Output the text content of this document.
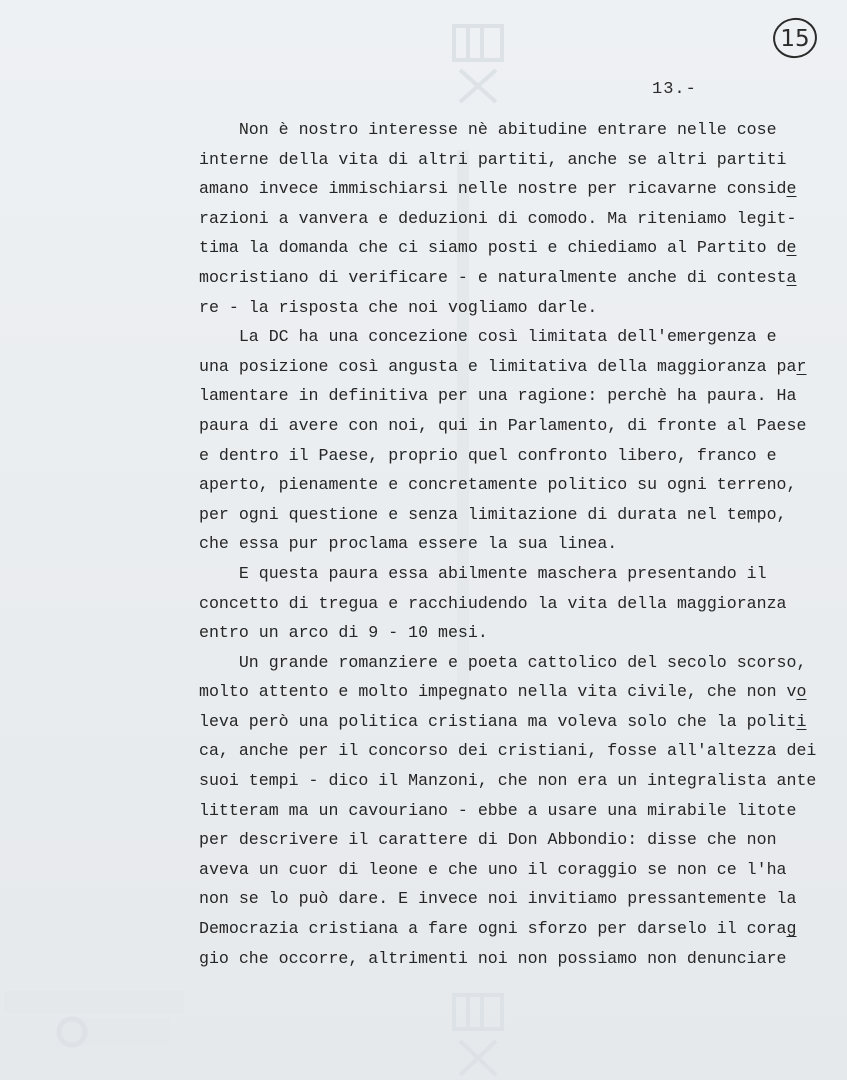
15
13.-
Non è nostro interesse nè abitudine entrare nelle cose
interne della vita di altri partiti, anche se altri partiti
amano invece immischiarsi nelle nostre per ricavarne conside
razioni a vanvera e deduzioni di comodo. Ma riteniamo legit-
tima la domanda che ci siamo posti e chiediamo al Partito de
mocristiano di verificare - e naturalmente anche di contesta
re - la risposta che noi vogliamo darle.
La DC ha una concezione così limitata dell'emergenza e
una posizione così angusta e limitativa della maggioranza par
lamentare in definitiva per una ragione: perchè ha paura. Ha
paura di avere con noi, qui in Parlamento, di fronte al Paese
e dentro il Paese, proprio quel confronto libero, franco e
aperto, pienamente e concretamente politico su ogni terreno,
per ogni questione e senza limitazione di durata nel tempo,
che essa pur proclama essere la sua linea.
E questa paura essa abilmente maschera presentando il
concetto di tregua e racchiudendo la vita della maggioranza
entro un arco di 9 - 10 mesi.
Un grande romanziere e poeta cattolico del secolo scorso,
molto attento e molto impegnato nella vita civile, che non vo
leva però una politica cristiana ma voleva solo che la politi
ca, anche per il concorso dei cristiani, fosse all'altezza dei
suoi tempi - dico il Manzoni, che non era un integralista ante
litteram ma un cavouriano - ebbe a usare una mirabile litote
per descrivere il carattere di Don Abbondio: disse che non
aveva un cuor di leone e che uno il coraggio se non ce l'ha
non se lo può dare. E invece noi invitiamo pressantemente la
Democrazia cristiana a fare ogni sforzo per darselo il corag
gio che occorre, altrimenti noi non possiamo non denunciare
_ _ _ _ _ _ _
* **Task statement**: Quote every record above exactly, leaving out the pictures.

* **Answer for this exercise**:
Output the text content of this document.
15
13.-
Non è nostro interesse nè abitudine entrare nelle cose
interne della vita di altri partiti, anche se altri partiti
amano invece immischiarsi nelle nostre per ricavarne conside
razioni a vanvera e deduzioni di comodo. Ma riteniamo legit-
tima la domanda che ci siamo posti e chiediamo al Partito de
mocristiano di verificare - e naturalmente anche di contesta
re - la risposta che noi vogliamo darle.
La DC ha una concezione così limitata dell'emergenza e
una posizione così angusta e limitativa della maggioranza par
lamentare in definitiva per una ragione: perchè ha paura. Ha
paura di avere con noi, qui in Parlamento, di fronte al Paese
e dentro il Paese, proprio quel confronto libero, franco e
aperto, pienamente e concretamente politico su ogni terreno,
per ogni questione e senza limitazione di durata nel tempo,
che essa pur proclama essere la sua linea.
E questa paura essa abilmente maschera presentando il
concetto di tregua e racchiudendo la vita della maggioranza
entro un arco di 9 - 10 mesi.
Un grande romanziere e poeta cattolico del secolo scorso,
molto attento e molto impegnato nella vita civile, che non vo
leva però una politica cristiana ma voleva solo che la politi
ca, anche per il concorso dei cristiani, fosse all'altezza dei
suoi tempi - dico il Manzoni, che non era un integralista ante
litteram ma un cavouriano - ebbe a usare una mirabile litote
per descrivere il carattere di Don Abbondio: disse che non
aveva un cuor di leone e che uno il coraggio se non ce l'ha
non se lo può dare. E invece noi invitiamo pressantemente la
Democrazia cristiana a fare ogni sforzo per darselo il corag
gio che occorre, altrimenti noi non possiamo non denunciare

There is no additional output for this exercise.